[begin Given information]

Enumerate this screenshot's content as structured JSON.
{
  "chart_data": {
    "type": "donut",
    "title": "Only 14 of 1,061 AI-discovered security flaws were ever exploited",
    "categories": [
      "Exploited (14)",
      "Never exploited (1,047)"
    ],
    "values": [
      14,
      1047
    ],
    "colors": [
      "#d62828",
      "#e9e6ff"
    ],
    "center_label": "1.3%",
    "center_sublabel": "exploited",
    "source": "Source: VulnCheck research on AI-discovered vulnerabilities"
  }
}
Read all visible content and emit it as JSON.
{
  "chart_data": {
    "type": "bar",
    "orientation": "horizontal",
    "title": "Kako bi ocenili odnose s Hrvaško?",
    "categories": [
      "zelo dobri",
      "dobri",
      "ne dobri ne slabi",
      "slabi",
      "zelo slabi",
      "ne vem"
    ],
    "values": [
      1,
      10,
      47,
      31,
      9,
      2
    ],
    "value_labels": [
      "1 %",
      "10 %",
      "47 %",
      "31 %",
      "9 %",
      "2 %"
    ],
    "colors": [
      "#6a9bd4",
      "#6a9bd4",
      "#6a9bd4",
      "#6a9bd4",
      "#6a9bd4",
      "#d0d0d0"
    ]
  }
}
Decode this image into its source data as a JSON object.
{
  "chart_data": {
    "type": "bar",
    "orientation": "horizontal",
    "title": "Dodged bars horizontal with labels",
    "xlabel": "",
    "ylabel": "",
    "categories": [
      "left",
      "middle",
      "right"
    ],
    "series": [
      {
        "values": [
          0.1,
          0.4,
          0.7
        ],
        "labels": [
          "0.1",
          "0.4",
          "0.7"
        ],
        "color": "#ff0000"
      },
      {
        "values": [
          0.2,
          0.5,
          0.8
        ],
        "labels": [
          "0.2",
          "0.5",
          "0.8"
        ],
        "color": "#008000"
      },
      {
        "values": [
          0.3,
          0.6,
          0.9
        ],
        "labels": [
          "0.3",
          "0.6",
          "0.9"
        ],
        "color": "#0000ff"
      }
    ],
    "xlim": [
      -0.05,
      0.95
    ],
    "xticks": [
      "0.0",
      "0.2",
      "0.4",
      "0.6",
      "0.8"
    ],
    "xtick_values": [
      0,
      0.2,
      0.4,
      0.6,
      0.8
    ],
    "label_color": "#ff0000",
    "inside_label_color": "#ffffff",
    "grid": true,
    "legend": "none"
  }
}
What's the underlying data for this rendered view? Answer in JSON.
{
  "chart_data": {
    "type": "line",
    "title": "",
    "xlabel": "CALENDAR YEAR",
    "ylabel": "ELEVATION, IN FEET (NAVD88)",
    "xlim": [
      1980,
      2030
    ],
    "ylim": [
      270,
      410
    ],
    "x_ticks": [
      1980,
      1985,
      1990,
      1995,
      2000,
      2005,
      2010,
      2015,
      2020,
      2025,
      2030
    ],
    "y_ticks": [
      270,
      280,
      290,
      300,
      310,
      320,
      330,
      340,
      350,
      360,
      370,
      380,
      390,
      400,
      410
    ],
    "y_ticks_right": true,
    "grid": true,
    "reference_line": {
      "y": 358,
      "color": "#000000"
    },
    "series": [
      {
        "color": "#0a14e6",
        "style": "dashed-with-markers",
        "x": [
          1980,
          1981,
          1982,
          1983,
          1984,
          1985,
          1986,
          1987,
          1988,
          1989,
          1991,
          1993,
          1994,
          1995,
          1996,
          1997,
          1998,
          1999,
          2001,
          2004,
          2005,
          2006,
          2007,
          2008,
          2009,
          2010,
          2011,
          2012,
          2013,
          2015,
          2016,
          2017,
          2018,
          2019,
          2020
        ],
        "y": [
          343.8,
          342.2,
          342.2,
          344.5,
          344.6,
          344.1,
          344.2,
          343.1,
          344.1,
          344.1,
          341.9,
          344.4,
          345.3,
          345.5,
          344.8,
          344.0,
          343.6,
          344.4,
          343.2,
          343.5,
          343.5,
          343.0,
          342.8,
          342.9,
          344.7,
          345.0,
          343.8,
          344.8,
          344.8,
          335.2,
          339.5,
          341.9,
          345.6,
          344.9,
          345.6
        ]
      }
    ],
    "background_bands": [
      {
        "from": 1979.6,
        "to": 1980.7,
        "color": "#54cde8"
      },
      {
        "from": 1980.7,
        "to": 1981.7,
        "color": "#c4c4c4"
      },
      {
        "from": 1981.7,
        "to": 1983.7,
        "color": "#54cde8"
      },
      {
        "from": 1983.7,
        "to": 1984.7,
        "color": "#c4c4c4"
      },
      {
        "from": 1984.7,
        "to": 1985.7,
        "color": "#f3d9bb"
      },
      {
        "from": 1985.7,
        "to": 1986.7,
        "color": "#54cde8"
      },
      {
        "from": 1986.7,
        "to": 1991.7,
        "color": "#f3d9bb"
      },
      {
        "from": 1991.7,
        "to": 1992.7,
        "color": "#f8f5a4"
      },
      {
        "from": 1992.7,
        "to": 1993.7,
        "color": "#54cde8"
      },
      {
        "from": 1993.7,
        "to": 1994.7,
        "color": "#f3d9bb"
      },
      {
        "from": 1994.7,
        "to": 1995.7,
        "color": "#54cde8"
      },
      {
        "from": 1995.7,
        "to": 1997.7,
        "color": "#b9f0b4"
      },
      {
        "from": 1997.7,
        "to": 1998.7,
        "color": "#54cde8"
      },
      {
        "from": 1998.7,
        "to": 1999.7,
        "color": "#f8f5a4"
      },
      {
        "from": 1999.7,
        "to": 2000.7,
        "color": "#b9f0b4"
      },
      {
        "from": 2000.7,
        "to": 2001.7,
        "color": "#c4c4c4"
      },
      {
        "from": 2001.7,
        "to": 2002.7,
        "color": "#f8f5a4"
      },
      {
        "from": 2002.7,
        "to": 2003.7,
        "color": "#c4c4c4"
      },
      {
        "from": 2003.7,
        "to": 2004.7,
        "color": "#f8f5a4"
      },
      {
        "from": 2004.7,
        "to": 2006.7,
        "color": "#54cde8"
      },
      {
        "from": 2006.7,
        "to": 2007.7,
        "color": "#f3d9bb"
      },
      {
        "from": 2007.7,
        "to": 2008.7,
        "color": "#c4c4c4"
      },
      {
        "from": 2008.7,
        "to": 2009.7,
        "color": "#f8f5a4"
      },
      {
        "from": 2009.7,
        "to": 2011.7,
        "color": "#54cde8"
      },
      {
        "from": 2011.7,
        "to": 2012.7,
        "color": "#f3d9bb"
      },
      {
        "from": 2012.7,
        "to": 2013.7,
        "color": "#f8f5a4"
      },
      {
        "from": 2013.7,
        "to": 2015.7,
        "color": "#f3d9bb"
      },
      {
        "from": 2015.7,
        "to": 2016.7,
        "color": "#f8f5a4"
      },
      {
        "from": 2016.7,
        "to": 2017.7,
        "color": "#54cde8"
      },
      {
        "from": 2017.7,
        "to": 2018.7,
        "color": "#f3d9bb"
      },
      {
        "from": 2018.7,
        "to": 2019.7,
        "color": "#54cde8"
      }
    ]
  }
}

[end Given information]

## Task details
Restate each entry exactly, skipping none.

## Final answer
Enumerate this screenshot's content as structured JSON.
{
  "chart_data": {
    "type": "donut",
    "title": "Only 14 of 1,061 AI-discovered security flaws were ever exploited",
    "categories": [
      "Exploited (14)",
      "Never exploited (1,047)"
    ],
    "values": [
      14,
      1047
    ],
    "colors": [
      "#d62828",
      "#e9e6ff"
    ],
    "center_label": "1.3%",
    "center_sublabel": "exploited",
    "source": "Source: VulnCheck research on AI-discovered vulnerabilities"
  }
}
Read all visible content and emit it as JSON.
{
  "chart_data": {
    "type": "bar",
    "orientation": "horizontal",
    "title": "Kako bi ocenili odnose s Hrvaško?",
    "categories": [
      "zelo dobri",
      "dobri",
      "ne dobri ne slabi",
      "slabi",
      "zelo slabi",
      "ne vem"
    ],
    "values": [
      1,
      10,
      47,
      31,
      9,
      2
    ],
    "value_labels": [
      "1 %",
      "10 %",
      "47 %",
      "31 %",
      "9 %",
      "2 %"
    ],
    "colors": [
      "#6a9bd4",
      "#6a9bd4",
      "#6a9bd4",
      "#6a9bd4",
      "#6a9bd4",
      "#d0d0d0"
    ]
  }
}
Decode this image into its source data as a JSON object.
{
  "chart_data": {
    "type": "bar",
    "orientation": "horizontal",
    "title": "Dodged bars horizontal with labels",
    "xlabel": "",
    "ylabel": "",
    "categories": [
      "left",
      "middle",
      "right"
    ],
    "series": [
      {
        "values": [
          0.1,
          0.4,
          0.7
        ],
        "labels": [
          "0.1",
          "0.4",
          "0.7"
        ],
        "color": "#ff0000"
      },
      {
        "values": [
          0.2,
          0.5,
          0.8
        ],
        "labels": [
          "0.2",
          "0.5",
          "0.8"
        ],
        "color": "#008000"
      },
      {
        "values": [
          0.3,
          0.6,
          0.9
        ],
        "labels": [
          "0.3",
          "0.6",
          "0.9"
        ],
        "color": "#0000ff"
      }
    ],
    "xlim": [
      -0.05,
      0.95
    ],
    "xticks": [
      "0.0",
      "0.2",
      "0.4",
      "0.6",
      "0.8"
    ],
    "xtick_values": [
      0,
      0.2,
      0.4,
      0.6,
      0.8
    ],
    "label_color": "#ff0000",
    "inside_label_color": "#ffffff",
    "grid": true,
    "legend": "none"
  }
}
What's the underlying data for this rendered view? Answer in JSON.
{
  "chart_data": {
    "type": "line",
    "title": "",
    "xlabel": "CALENDAR YEAR",
    "ylabel": "ELEVATION, IN FEET (NAVD88)",
    "xlim": [
      1980,
      2030
    ],
    "ylim": [
      270,
      410
    ],
    "x_ticks": [
      1980,
      1985,
      1990,
      1995,
      2000,
      2005,
      2010,
      2015,
      2020,
      2025,
      2030
    ],
    "y_ticks": [
      270,
      280,
      290,
      300,
      310,
      320,
      330,
      340,
      350,
      360,
      370,
      380,
      390,
      400,
      410
    ],
    "y_ticks_right": true,
    "grid": true,
    "reference_line": {
      "y": 358,
      "color": "#000000"
    },
    "series": [
      {
        "color": "#0a14e6",
        "style": "dashed-with-markers",
        "x": [
          1980,
          1981,
          1982,
          1983,
          1984,
          1985,
          1986,
          1987,
          1988,
          1989,
          1991,
          1993,
          1994,
          1995,
          1996,
          1997,
          1998,
          1999,
          2001,
          2004,
          2005,
          2006,
          2007,
          2008,
          2009,
          2010,
          2011,
          2012,
          2013,
          2015,
          2016,
          2017,
          2018,
          2019,
          2020
        ],
        "y": [
          343.8,
          342.2,
          342.2,
          344.5,
          344.6,
          344.1,
          344.2,
          343.1,
          344.1,
          344.1,
          341.9,
          344.4,
          345.3,
          345.5,
          344.8,
          344.0,
          343.6,
          344.4,
          343.2,
          343.5,
          343.5,
          343.0,
          342.8,
          342.9,
          344.7,
          345.0,
          343.8,
          344.8,
          344.8,
          335.2,
          339.5,
          341.9,
          345.6,
          344.9,
          345.6
        ]
      }
    ],
    "background_bands": [
      {
        "from": 1979.6,
        "to": 1980.7,
        "color": "#54cde8"
      },
      {
        "from": 1980.7,
        "to": 1981.7,
        "color": "#c4c4c4"
      },
      {
        "from": 1981.7,
        "to": 1983.7,
        "color": "#54cde8"
      },
      {
        "from": 1983.7,
        "to": 1984.7,
        "color": "#c4c4c4"
      },
      {
        "from": 1984.7,
        "to": 1985.7,
        "color": "#f3d9bb"
      },
      {
        "from": 1985.7,
        "to": 1986.7,
        "color": "#54cde8"
      },
      {
        "from": 1986.7,
        "to": 1991.7,
        "color": "#f3d9bb"
      },
      {
        "from": 1991.7,
        "to": 1992.7,
        "color": "#f8f5a4"
      },
      {
        "from": 1992.7,
        "to": 1993.7,
        "color": "#54cde8"
      },
      {
        "from": 1993.7,
        "to": 1994.7,
        "color": "#f3d9bb"
      },
      {
        "from": 1994.7,
        "to": 1995.7,
        "color": "#54cde8"
      },
      {
        "from": 1995.7,
        "to": 1997.7,
        "color": "#b9f0b4"
      },
      {
        "from": 1997.7,
        "to": 1998.7,
        "color": "#54cde8"
      },
      {
        "from": 1998.7,
        "to": 1999.7,
        "color": "#f8f5a4"
      },
      {
        "from": 1999.7,
        "to": 2000.7,
        "color": "#b9f0b4"
      },
      {
        "from": 2000.7,
        "to": 2001.7,
        "color": "#c4c4c4"
      },
      {
        "from": 2001.7,
        "to": 2002.7,
        "color": "#f8f5a4"
      },
      {
        "from": 2002.7,
        "to": 2003.7,
        "color": "#c4c4c4"
      },
      {
        "from": 2003.7,
        "to": 2004.7,
        "color": "#f8f5a4"
      },
      {
        "from": 2004.7,
        "to": 2006.7,
        "color": "#54cde8"
      },
      {
        "from": 2006.7,
        "to": 2007.7,
        "color": "#f3d9bb"
      },
      {
        "from": 2007.7,
        "to": 2008.7,
        "color": "#c4c4c4"
      },
      {
        "from": 2008.7,
        "to": 2009.7,
        "color": "#f8f5a4"
      },
      {
        "from": 2009.7,
        "to": 2011.7,
        "color": "#54cde8"
      },
      {
        "from": 2011.7,
        "to": 2012.7,
        "color": "#f3d9bb"
      },
      {
        "from": 2012.7,
        "to": 2013.7,
        "color": "#f8f5a4"
      },
      {
        "from": 2013.7,
        "to": 2015.7,
        "color": "#f3d9bb"
      },
      {
        "from": 2015.7,
        "to": 2016.7,
        "color": "#f8f5a4"
      },
      {
        "from": 2016.7,
        "to": 2017.7,
        "color": "#54cde8"
      },
      {
        "from": 2017.7,
        "to": 2018.7,
        "color": "#f3d9bb"
      },
      {
        "from": 2018.7,
        "to": 2019.7,
        "color": "#54cde8"
      }
    ]
  }
}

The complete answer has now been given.